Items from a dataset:
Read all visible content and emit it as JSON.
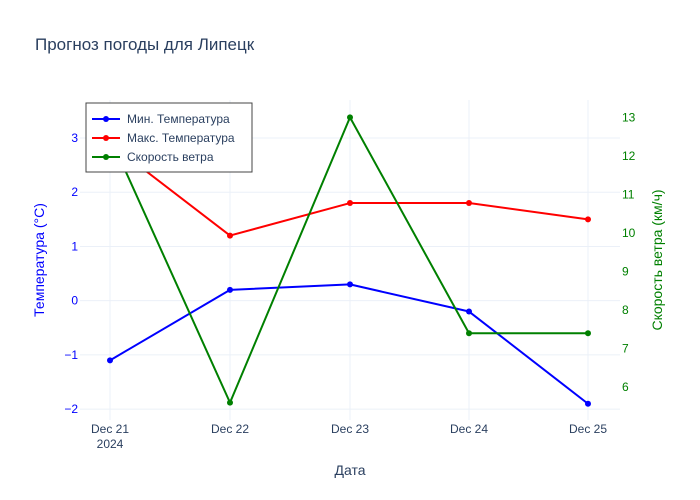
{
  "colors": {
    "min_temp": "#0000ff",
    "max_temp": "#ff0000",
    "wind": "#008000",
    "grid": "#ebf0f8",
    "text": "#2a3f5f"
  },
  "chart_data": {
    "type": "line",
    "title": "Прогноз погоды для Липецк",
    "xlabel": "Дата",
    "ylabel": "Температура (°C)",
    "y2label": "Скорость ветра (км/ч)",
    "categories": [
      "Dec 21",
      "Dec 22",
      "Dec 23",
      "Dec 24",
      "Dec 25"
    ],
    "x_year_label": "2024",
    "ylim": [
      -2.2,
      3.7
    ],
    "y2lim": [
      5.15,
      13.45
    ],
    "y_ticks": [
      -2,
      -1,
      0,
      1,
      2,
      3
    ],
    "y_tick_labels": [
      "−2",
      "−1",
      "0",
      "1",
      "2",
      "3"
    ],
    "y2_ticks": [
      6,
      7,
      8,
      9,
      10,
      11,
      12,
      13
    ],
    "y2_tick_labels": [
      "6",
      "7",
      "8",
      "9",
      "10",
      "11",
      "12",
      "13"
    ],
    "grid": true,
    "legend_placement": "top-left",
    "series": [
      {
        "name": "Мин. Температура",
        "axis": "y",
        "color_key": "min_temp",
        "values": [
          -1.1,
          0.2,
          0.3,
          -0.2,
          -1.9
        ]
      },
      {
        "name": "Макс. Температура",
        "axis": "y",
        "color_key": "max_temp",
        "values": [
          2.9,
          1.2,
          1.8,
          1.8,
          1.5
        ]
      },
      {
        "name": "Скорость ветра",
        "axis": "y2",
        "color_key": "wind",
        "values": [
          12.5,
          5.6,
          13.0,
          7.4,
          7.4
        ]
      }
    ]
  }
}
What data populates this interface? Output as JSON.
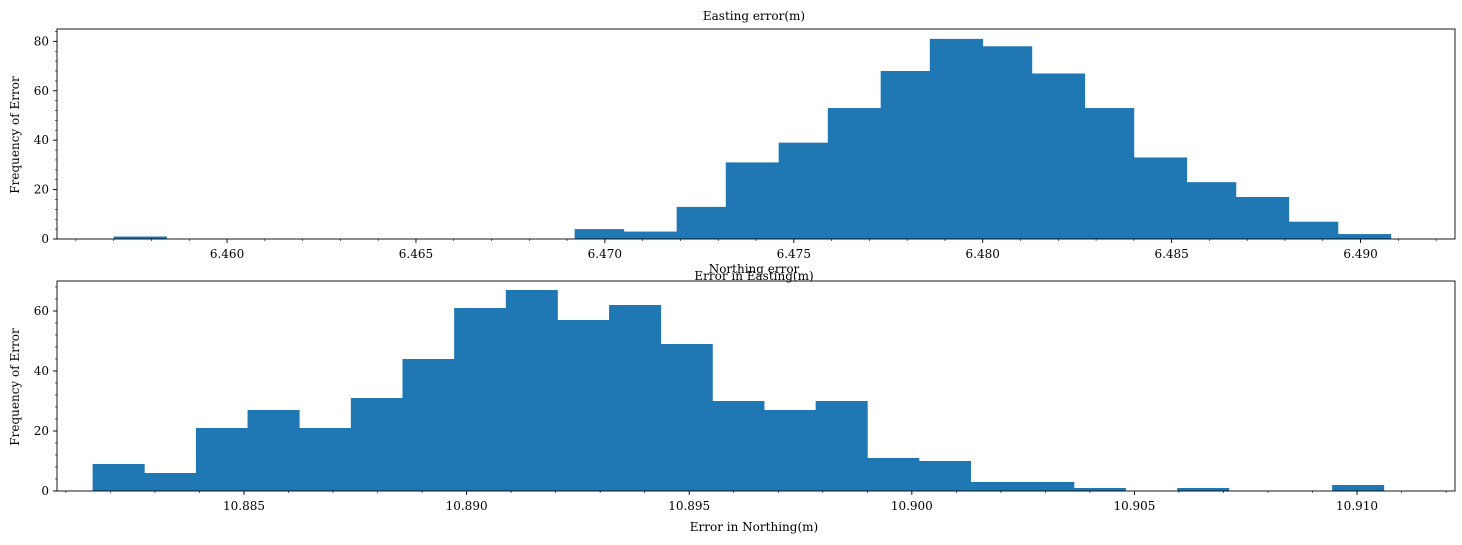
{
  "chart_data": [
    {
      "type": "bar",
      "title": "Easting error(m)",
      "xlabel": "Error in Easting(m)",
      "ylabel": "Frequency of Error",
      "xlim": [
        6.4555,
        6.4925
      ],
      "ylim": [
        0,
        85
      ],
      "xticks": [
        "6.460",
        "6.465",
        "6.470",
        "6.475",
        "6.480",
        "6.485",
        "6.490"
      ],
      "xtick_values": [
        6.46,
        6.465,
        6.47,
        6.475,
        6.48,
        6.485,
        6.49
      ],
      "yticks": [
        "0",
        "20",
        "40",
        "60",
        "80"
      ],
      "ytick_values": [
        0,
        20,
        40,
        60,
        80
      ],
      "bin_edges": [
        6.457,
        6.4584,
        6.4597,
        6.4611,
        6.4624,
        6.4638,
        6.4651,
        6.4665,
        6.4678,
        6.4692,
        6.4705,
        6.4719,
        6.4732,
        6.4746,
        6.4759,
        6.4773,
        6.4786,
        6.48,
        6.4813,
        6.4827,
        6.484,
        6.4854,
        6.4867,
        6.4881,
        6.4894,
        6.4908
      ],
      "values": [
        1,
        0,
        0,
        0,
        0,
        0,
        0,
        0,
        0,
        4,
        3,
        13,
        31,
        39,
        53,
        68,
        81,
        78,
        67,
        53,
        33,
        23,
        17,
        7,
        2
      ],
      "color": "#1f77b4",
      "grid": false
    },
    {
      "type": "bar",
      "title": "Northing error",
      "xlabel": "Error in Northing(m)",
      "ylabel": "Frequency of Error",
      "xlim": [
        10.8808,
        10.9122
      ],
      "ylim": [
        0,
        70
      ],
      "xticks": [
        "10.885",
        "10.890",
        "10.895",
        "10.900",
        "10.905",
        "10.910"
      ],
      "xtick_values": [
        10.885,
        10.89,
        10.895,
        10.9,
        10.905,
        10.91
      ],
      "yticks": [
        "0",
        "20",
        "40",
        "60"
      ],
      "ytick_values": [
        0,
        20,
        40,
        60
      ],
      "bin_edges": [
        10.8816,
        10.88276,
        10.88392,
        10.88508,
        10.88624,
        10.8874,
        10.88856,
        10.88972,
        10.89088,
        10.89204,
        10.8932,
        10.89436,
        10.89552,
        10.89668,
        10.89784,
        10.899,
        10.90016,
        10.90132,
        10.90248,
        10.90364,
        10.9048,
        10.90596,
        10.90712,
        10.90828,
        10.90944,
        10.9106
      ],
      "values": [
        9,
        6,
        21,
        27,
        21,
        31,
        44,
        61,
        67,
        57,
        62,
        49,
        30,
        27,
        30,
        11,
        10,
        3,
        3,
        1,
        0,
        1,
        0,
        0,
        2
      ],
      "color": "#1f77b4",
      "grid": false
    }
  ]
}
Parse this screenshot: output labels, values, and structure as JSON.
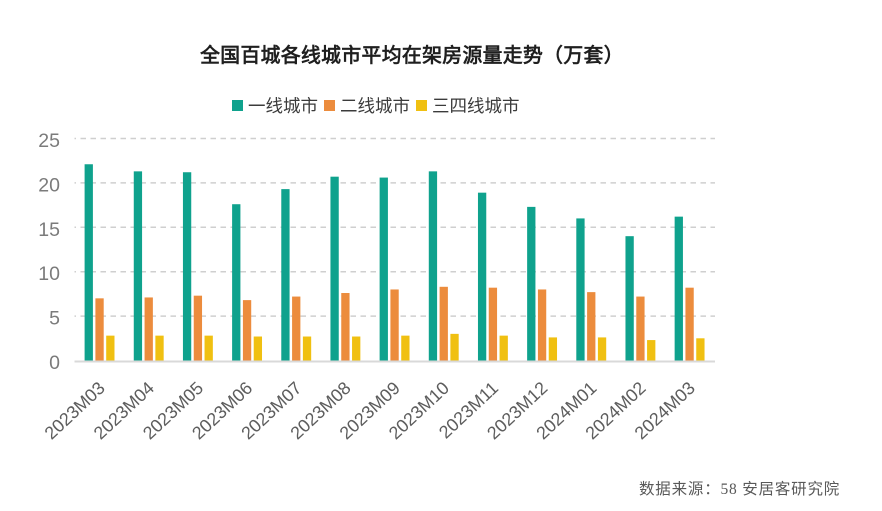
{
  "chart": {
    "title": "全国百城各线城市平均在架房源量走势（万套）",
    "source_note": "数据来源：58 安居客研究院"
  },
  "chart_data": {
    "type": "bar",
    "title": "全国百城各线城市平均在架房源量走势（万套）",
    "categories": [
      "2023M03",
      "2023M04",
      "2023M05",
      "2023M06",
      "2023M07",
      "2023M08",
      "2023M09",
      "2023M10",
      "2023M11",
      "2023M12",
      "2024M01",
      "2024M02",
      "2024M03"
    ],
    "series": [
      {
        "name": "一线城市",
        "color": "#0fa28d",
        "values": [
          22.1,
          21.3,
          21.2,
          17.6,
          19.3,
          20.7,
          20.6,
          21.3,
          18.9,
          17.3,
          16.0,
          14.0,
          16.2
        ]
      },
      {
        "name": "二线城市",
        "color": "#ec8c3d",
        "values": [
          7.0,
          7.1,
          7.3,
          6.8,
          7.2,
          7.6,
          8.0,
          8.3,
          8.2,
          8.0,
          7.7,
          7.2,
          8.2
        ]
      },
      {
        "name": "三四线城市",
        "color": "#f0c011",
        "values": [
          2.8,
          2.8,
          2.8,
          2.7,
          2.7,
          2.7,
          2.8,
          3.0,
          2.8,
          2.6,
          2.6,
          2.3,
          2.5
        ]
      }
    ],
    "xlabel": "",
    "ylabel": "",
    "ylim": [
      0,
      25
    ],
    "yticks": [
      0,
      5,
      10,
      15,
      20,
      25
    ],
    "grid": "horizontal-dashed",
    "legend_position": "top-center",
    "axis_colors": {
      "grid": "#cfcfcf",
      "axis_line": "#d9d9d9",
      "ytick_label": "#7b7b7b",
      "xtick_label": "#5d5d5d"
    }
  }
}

▶ _AIM OF THE EXERCISE_
Without the pictures, copy the material exactly as given.

▶ _IN RESPONSE_
Read all visible content and emit it as JSON.
{
  "colors": {
    "min_temp": "#0000ff",
    "max_temp": "#ff0000",
    "wind": "#008000",
    "grid": "#ebf0f8",
    "text": "#2a3f5f"
  },
  "chart_data": {
    "type": "line",
    "title": "Прогноз погоды для Липецк",
    "xlabel": "Дата",
    "ylabel": "Температура (°C)",
    "y2label": "Скорость ветра (км/ч)",
    "categories": [
      "Dec 21",
      "Dec 22",
      "Dec 23",
      "Dec 24",
      "Dec 25"
    ],
    "x_year_label": "2024",
    "ylim": [
      -2.2,
      3.7
    ],
    "y2lim": [
      5.15,
      13.45
    ],
    "y_ticks": [
      -2,
      -1,
      0,
      1,
      2,
      3
    ],
    "y_tick_labels": [
      "−2",
      "−1",
      "0",
      "1",
      "2",
      "3"
    ],
    "y2_ticks": [
      6,
      7,
      8,
      9,
      10,
      11,
      12,
      13
    ],
    "y2_tick_labels": [
      "6",
      "7",
      "8",
      "9",
      "10",
      "11",
      "12",
      "13"
    ],
    "grid": true,
    "legend_placement": "top-left",
    "series": [
      {
        "name": "Мин. Температура",
        "axis": "y",
        "color_key": "min_temp",
        "values": [
          -1.1,
          0.2,
          0.3,
          -0.2,
          -1.9
        ]
      },
      {
        "name": "Макс. Температура",
        "axis": "y",
        "color_key": "max_temp",
        "values": [
          2.9,
          1.2,
          1.8,
          1.8,
          1.5
        ]
      },
      {
        "name": "Скорость ветра",
        "axis": "y2",
        "color_key": "wind",
        "values": [
          12.5,
          5.6,
          13.0,
          7.4,
          7.4
        ]
      }
    ]
  }
}
What data populates this interface? Output as JSON.
{
  "chart_data": [
    {
      "type": "bar",
      "title": "Easting error(m)",
      "xlabel": "Error in Easting(m)",
      "ylabel": "Frequency of Error",
      "xlim": [
        6.4555,
        6.4925
      ],
      "ylim": [
        0,
        85
      ],
      "xticks": [
        "6.460",
        "6.465",
        "6.470",
        "6.475",
        "6.480",
        "6.485",
        "6.490"
      ],
      "xtick_values": [
        6.46,
        6.465,
        6.47,
        6.475,
        6.48,
        6.485,
        6.49
      ],
      "yticks": [
        "0",
        "20",
        "40",
        "60",
        "80"
      ],
      "ytick_values": [
        0,
        20,
        40,
        60,
        80
      ],
      "bin_edges": [
        6.457,
        6.4584,
        6.4597,
        6.4611,
        6.4624,
        6.4638,
        6.4651,
        6.4665,
        6.4678,
        6.4692,
        6.4705,
        6.4719,
        6.4732,
        6.4746,
        6.4759,
        6.4773,
        6.4786,
        6.48,
        6.4813,
        6.4827,
        6.484,
        6.4854,
        6.4867,
        6.4881,
        6.4894,
        6.4908
      ],
      "values": [
        1,
        0,
        0,
        0,
        0,
        0,
        0,
        0,
        0,
        4,
        3,
        13,
        31,
        39,
        53,
        68,
        81,
        78,
        67,
        53,
        33,
        23,
        17,
        7,
        2
      ],
      "color": "#1f77b4",
      "grid": false
    },
    {
      "type": "bar",
      "title": "Northing error",
      "xlabel": "Error in Northing(m)",
      "ylabel": "Frequency of Error",
      "xlim": [
        10.8808,
        10.9122
      ],
      "ylim": [
        0,
        70
      ],
      "xticks": [
        "10.885",
        "10.890",
        "10.895",
        "10.900",
        "10.905",
        "10.910"
      ],
      "xtick_values": [
        10.885,
        10.89,
        10.895,
        10.9,
        10.905,
        10.91
      ],
      "yticks": [
        "0",
        "20",
        "40",
        "60"
      ],
      "ytick_values": [
        0,
        20,
        40,
        60
      ],
      "bin_edges": [
        10.8816,
        10.88276,
        10.88392,
        10.88508,
        10.88624,
        10.8874,
        10.88856,
        10.88972,
        10.89088,
        10.89204,
        10.8932,
        10.89436,
        10.89552,
        10.89668,
        10.89784,
        10.899,
        10.90016,
        10.90132,
        10.90248,
        10.90364,
        10.9048,
        10.90596,
        10.90712,
        10.90828,
        10.90944,
        10.9106
      ],
      "values": [
        9,
        6,
        21,
        27,
        21,
        31,
        44,
        61,
        67,
        57,
        62,
        49,
        30,
        27,
        30,
        11,
        10,
        3,
        3,
        1,
        0,
        1,
        0,
        0,
        2
      ],
      "color": "#1f77b4",
      "grid": false
    }
  ]
}
Parse this screenshot: output labels, values, and structure as JSON.
{
  "chart": {
    "title": "全国百城各线城市平均在架房源量走势（万套）",
    "source_note": "数据来源：58 安居客研究院"
  },
  "chart_data": {
    "type": "bar",
    "title": "全国百城各线城市平均在架房源量走势（万套）",
    "categories": [
      "2023M03",
      "2023M04",
      "2023M05",
      "2023M06",
      "2023M07",
      "2023M08",
      "2023M09",
      "2023M10",
      "2023M11",
      "2023M12",
      "2024M01",
      "2024M02",
      "2024M03"
    ],
    "series": [
      {
        "name": "一线城市",
        "color": "#0fa28d",
        "values": [
          22.1,
          21.3,
          21.2,
          17.6,
          19.3,
          20.7,
          20.6,
          21.3,
          18.9,
          17.3,
          16.0,
          14.0,
          16.2
        ]
      },
      {
        "name": "二线城市",
        "color": "#ec8c3d",
        "values": [
          7.0,
          7.1,
          7.3,
          6.8,
          7.2,
          7.6,
          8.0,
          8.3,
          8.2,
          8.0,
          7.7,
          7.2,
          8.2
        ]
      },
      {
        "name": "三四线城市",
        "color": "#f0c011",
        "values": [
          2.8,
          2.8,
          2.8,
          2.7,
          2.7,
          2.7,
          2.8,
          3.0,
          2.8,
          2.6,
          2.6,
          2.3,
          2.5
        ]
      }
    ],
    "xlabel": "",
    "ylabel": "",
    "ylim": [
      0,
      25
    ],
    "yticks": [
      0,
      5,
      10,
      15,
      20,
      25
    ],
    "grid": "horizontal-dashed",
    "legend_position": "top-center",
    "axis_colors": {
      "grid": "#cfcfcf",
      "axis_line": "#d9d9d9",
      "ytick_label": "#7b7b7b",
      "xtick_label": "#5d5d5d"
    }
  }
}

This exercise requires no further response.